==== Extracted material ====
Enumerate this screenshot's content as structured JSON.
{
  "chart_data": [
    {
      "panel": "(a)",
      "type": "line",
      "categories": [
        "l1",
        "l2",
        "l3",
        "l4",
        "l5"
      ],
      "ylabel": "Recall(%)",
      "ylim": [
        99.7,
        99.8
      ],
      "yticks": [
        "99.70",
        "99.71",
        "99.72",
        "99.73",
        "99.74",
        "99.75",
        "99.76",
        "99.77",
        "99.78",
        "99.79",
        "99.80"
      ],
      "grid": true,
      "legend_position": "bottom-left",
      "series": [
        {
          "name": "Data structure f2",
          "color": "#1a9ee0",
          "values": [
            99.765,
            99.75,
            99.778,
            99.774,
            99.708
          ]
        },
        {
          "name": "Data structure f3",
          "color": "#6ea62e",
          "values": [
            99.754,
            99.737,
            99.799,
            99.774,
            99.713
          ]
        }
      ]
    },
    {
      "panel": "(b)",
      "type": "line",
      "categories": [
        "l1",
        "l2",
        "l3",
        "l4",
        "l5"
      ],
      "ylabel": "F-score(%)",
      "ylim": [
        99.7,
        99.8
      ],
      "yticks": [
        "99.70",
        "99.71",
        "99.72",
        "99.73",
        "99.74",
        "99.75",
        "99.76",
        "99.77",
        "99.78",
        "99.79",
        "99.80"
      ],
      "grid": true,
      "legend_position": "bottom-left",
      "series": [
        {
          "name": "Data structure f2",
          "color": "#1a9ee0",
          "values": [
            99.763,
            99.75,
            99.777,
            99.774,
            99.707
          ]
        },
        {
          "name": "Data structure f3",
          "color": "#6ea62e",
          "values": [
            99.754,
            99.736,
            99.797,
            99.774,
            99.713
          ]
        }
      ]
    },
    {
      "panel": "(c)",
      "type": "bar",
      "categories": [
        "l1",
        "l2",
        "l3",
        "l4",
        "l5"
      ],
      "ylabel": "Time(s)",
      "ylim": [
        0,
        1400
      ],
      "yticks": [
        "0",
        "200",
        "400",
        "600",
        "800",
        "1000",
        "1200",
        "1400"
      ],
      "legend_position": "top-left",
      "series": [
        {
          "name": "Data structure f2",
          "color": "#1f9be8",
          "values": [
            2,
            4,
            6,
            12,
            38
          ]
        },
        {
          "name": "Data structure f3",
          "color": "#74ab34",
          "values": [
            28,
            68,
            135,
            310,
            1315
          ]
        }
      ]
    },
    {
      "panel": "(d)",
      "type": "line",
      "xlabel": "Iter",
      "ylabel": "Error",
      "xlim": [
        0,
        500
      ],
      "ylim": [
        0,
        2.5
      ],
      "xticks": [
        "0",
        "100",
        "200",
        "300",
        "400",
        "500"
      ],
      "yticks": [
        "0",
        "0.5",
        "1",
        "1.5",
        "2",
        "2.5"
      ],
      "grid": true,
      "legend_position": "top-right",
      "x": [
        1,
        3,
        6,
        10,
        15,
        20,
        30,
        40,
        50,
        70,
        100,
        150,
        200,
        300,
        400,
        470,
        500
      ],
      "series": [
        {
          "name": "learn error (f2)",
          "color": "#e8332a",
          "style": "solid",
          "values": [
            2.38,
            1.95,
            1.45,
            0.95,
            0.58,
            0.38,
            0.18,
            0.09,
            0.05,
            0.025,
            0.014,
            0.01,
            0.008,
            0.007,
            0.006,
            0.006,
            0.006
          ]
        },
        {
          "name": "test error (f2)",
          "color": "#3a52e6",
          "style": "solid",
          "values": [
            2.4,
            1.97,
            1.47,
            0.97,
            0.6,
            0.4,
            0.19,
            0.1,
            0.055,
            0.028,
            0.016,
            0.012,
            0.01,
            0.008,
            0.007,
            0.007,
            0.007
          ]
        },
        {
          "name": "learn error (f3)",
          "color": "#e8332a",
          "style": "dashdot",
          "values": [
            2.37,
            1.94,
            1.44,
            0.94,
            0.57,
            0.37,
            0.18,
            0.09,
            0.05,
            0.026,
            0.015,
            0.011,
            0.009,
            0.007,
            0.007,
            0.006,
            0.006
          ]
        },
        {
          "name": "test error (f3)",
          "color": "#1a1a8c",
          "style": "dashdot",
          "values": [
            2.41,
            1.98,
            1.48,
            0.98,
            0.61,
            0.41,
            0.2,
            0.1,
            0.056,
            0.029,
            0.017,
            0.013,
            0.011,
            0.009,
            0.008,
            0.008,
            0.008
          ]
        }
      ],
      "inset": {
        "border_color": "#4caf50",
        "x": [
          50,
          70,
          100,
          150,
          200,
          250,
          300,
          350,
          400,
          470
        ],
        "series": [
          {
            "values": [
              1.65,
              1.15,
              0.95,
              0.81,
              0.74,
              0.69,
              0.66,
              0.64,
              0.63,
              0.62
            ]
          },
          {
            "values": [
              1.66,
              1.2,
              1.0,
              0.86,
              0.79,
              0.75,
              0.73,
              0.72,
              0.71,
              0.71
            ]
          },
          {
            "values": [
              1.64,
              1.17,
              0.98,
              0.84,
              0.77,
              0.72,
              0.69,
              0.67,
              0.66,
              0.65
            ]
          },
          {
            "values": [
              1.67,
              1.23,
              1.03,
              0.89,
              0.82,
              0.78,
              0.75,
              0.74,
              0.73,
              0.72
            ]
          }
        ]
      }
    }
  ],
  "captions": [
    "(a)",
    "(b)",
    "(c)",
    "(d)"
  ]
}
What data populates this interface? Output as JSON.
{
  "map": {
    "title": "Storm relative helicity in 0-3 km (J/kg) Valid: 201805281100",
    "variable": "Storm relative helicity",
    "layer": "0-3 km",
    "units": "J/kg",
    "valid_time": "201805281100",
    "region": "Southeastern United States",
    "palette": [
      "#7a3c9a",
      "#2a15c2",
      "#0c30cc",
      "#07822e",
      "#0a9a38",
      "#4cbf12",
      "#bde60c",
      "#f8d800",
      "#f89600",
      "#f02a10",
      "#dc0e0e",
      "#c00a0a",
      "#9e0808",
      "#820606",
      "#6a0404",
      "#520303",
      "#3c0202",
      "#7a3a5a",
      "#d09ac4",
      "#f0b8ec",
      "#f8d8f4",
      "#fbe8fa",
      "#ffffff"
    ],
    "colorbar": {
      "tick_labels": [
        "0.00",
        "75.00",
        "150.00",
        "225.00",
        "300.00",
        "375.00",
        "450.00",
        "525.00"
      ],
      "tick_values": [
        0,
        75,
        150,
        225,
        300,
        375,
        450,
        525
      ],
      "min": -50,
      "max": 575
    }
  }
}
====
# What is needed
Only the number is wanted: how many lines in the entries above contain the string "test"?

# Result for this task
2